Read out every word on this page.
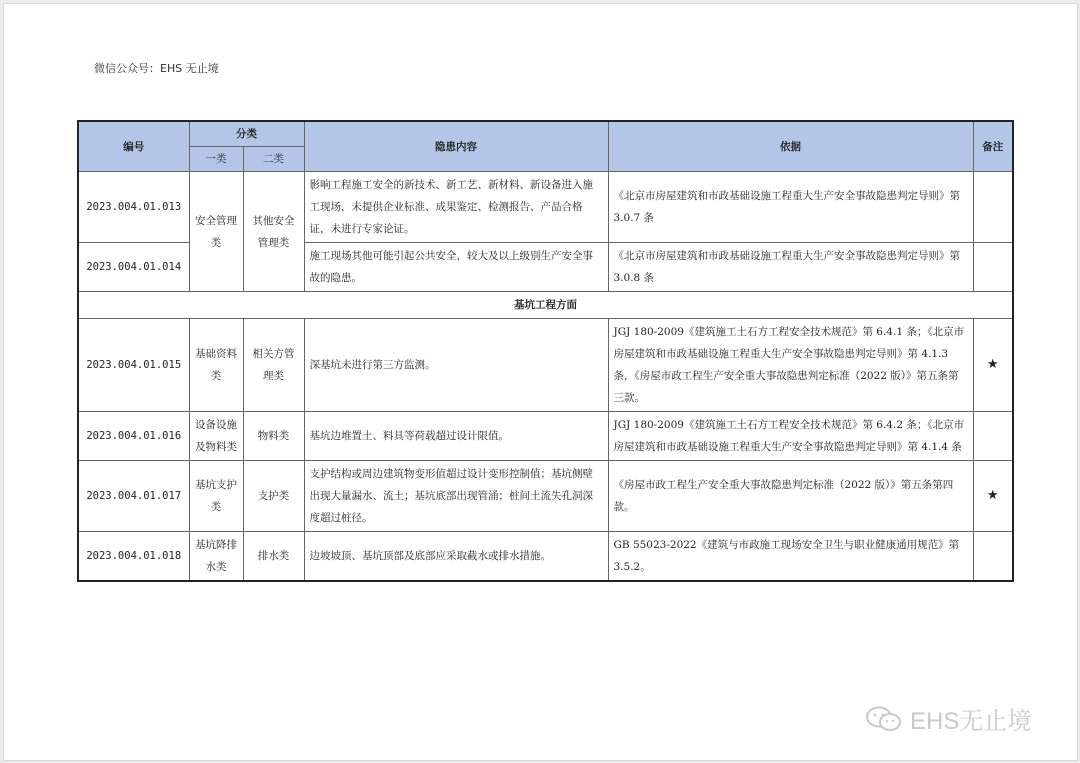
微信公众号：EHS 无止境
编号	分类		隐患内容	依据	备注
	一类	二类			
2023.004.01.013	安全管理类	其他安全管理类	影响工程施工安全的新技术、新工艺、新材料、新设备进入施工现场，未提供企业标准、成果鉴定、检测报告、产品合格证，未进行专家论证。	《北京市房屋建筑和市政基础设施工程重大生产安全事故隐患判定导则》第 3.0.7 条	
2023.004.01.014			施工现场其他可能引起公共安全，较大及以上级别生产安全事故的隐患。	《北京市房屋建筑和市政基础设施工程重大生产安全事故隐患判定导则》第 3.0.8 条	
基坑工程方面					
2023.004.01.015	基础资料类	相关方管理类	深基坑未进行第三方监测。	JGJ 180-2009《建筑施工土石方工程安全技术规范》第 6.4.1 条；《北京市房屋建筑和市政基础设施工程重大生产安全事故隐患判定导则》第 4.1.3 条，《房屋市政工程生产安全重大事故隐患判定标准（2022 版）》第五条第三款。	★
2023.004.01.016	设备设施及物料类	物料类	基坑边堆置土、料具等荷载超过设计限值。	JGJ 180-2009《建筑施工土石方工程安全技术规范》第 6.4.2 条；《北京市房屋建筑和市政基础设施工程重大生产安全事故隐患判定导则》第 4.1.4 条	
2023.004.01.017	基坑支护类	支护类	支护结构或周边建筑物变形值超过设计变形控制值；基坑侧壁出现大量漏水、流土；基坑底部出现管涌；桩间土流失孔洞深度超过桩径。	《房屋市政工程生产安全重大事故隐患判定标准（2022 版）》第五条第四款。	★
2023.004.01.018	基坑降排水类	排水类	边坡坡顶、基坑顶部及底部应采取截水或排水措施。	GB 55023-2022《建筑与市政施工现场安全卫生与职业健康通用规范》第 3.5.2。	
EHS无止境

- [Short task]: Retype all of the entries exactly as written, leaving out any images.

- [Response to the task]:
Read out every word on this page.
微信公众号：EHS 无止境
编号	分类		隐患内容	依据	备注
	一类	二类			
2023.004.01.013	安全管理类	其他安全管理类	影响工程施工安全的新技术、新工艺、新材料、新设备进入施工现场，未提供企业标准、成果鉴定、检测报告、产品合格证，未进行专家论证。	《北京市房屋建筑和市政基础设施工程重大生产安全事故隐患判定导则》第 3.0.7 条	
2023.004.01.014			施工现场其他可能引起公共安全，较大及以上级别生产安全事故的隐患。	《北京市房屋建筑和市政基础设施工程重大生产安全事故隐患判定导则》第 3.0.8 条	
基坑工程方面					
2023.004.01.015	基础资料类	相关方管理类	深基坑未进行第三方监测。	JGJ 180-2009《建筑施工土石方工程安全技术规范》第 6.4.1 条；《北京市房屋建筑和市政基础设施工程重大生产安全事故隐患判定导则》第 4.1.3 条，《房屋市政工程生产安全重大事故隐患判定标准（2022 版）》第五条第三款。	★
2023.004.01.016	设备设施及物料类	物料类	基坑边堆置土、料具等荷载超过设计限值。	JGJ 180-2009《建筑施工土石方工程安全技术规范》第 6.4.2 条；《北京市房屋建筑和市政基础设施工程重大生产安全事故隐患判定导则》第 4.1.4 条	
2023.004.01.017	基坑支护类	支护类	支护结构或周边建筑物变形值超过设计变形控制值；基坑侧壁出现大量漏水、流土；基坑底部出现管涌；桩间土流失孔洞深度超过桩径。	《房屋市政工程生产安全重大事故隐患判定标准（2022 版）》第五条第四款。	★
2023.004.01.018	基坑降排水类	排水类	边坡坡顶、基坑顶部及底部应采取截水或排水措施。	GB 55023-2022《建筑与市政施工现场安全卫生与职业健康通用规范》第 3.5.2。	
EHS无止境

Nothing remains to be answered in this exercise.